[Material to process]
-- -- --
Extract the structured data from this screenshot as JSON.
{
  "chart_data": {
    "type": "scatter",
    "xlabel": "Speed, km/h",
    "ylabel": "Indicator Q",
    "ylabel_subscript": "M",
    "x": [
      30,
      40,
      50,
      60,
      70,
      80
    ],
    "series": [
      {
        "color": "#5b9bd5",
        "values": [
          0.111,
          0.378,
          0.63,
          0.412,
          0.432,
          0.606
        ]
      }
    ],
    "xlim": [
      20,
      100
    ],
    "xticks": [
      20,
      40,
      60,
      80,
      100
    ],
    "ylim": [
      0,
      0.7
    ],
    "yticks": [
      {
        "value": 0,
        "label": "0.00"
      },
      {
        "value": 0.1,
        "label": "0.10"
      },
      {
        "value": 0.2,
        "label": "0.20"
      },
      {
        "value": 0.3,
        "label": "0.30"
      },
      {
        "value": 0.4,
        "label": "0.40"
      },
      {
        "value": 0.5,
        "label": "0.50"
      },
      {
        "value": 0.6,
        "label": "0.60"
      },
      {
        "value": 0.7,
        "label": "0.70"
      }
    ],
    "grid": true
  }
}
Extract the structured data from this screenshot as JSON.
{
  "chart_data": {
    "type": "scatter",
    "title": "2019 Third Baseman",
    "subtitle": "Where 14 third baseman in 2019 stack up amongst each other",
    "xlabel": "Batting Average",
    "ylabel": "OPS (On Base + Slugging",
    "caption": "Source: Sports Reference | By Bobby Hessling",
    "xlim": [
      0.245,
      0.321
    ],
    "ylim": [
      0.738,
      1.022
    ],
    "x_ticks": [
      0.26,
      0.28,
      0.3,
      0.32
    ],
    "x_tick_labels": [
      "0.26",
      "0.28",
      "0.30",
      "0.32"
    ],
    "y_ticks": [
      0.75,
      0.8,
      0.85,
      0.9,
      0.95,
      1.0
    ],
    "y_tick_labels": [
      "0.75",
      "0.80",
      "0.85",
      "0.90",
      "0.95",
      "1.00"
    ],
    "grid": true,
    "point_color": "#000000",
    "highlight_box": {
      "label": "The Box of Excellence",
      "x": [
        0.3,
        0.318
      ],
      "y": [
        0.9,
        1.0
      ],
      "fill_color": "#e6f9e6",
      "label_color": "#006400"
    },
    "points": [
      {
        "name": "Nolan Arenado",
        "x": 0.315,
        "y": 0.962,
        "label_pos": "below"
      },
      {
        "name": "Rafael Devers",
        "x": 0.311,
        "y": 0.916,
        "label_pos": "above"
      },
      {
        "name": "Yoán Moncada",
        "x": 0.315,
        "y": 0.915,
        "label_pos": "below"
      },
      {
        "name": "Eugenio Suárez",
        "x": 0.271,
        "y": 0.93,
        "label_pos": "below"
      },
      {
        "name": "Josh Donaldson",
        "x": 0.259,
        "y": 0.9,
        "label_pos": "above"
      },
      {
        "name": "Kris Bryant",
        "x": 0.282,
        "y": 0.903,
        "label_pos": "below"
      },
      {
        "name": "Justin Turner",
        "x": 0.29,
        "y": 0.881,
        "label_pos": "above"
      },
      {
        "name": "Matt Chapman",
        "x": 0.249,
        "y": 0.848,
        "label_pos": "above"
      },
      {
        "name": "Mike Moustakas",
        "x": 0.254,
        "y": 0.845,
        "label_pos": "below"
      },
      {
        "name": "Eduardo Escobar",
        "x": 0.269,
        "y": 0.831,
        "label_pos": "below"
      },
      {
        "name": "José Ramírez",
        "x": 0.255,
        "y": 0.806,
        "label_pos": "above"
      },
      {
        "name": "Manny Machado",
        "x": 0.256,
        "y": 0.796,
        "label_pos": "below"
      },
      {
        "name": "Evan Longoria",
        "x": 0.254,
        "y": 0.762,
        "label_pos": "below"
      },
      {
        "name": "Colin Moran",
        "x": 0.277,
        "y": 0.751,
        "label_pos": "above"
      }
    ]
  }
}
-- -- --
[Short exercise]
Would you copy out each line exactly as written?

[Solved problem]
Extract the structured data from this screenshot as JSON.
{
  "chart_data": {
    "type": "scatter",
    "xlabel": "Speed, km/h",
    "ylabel": "Indicator Q",
    "ylabel_subscript": "M",
    "x": [
      30,
      40,
      50,
      60,
      70,
      80
    ],
    "series": [
      {
        "color": "#5b9bd5",
        "values": [
          0.111,
          0.378,
          0.63,
          0.412,
          0.432,
          0.606
        ]
      }
    ],
    "xlim": [
      20,
      100
    ],
    "xticks": [
      20,
      40,
      60,
      80,
      100
    ],
    "ylim": [
      0,
      0.7
    ],
    "yticks": [
      {
        "value": 0,
        "label": "0.00"
      },
      {
        "value": 0.1,
        "label": "0.10"
      },
      {
        "value": 0.2,
        "label": "0.20"
      },
      {
        "value": 0.3,
        "label": "0.30"
      },
      {
        "value": 0.4,
        "label": "0.40"
      },
      {
        "value": 0.5,
        "label": "0.50"
      },
      {
        "value": 0.6,
        "label": "0.60"
      },
      {
        "value": 0.7,
        "label": "0.70"
      }
    ],
    "grid": true
  }
}
Extract the structured data from this screenshot as JSON.
{
  "chart_data": {
    "type": "scatter",
    "title": "2019 Third Baseman",
    "subtitle": "Where 14 third baseman in 2019 stack up amongst each other",
    "xlabel": "Batting Average",
    "ylabel": "OPS (On Base + Slugging",
    "caption": "Source: Sports Reference | By Bobby Hessling",
    "xlim": [
      0.245,
      0.321
    ],
    "ylim": [
      0.738,
      1.022
    ],
    "x_ticks": [
      0.26,
      0.28,
      0.3,
      0.32
    ],
    "x_tick_labels": [
      "0.26",
      "0.28",
      "0.30",
      "0.32"
    ],
    "y_ticks": [
      0.75,
      0.8,
      0.85,
      0.9,
      0.95,
      1.0
    ],
    "y_tick_labels": [
      "0.75",
      "0.80",
      "0.85",
      "0.90",
      "0.95",
      "1.00"
    ],
    "grid": true,
    "point_color": "#000000",
    "highlight_box": {
      "label": "The Box of Excellence",
      "x": [
        0.3,
        0.318
      ],
      "y": [
        0.9,
        1.0
      ],
      "fill_color": "#e6f9e6",
      "label_color": "#006400"
    },
    "points": [
      {
        "name": "Nolan Arenado",
        "x": 0.315,
        "y": 0.962,
        "label_pos": "below"
      },
      {
        "name": "Rafael Devers",
        "x": 0.311,
        "y": 0.916,
        "label_pos": "above"
      },
      {
        "name": "Yoán Moncada",
        "x": 0.315,
        "y": 0.915,
        "label_pos": "below"
      },
      {
        "name": "Eugenio Suárez",
        "x": 0.271,
        "y": 0.93,
        "label_pos": "below"
      },
      {
        "name": "Josh Donaldson",
        "x": 0.259,
        "y": 0.9,
        "label_pos": "above"
      },
      {
        "name": "Kris Bryant",
        "x": 0.282,
        "y": 0.903,
        "label_pos": "below"
      },
      {
        "name": "Justin Turner",
        "x": 0.29,
        "y": 0.881,
        "label_pos": "above"
      },
      {
        "name": "Matt Chapman",
        "x": 0.249,
        "y": 0.848,
        "label_pos": "above"
      },
      {
        "name": "Mike Moustakas",
        "x": 0.254,
        "y": 0.845,
        "label_pos": "below"
      },
      {
        "name": "Eduardo Escobar",
        "x": 0.269,
        "y": 0.831,
        "label_pos": "below"
      },
      {
        "name": "José Ramírez",
        "x": 0.255,
        "y": 0.806,
        "label_pos": "above"
      },
      {
        "name": "Manny Machado",
        "x": 0.256,
        "y": 0.796,
        "label_pos": "below"
      },
      {
        "name": "Evan Longoria",
        "x": 0.254,
        "y": 0.762,
        "label_pos": "below"
      },
      {
        "name": "Colin Moran",
        "x": 0.277,
        "y": 0.751,
        "label_pos": "above"
      }
    ]
  }
}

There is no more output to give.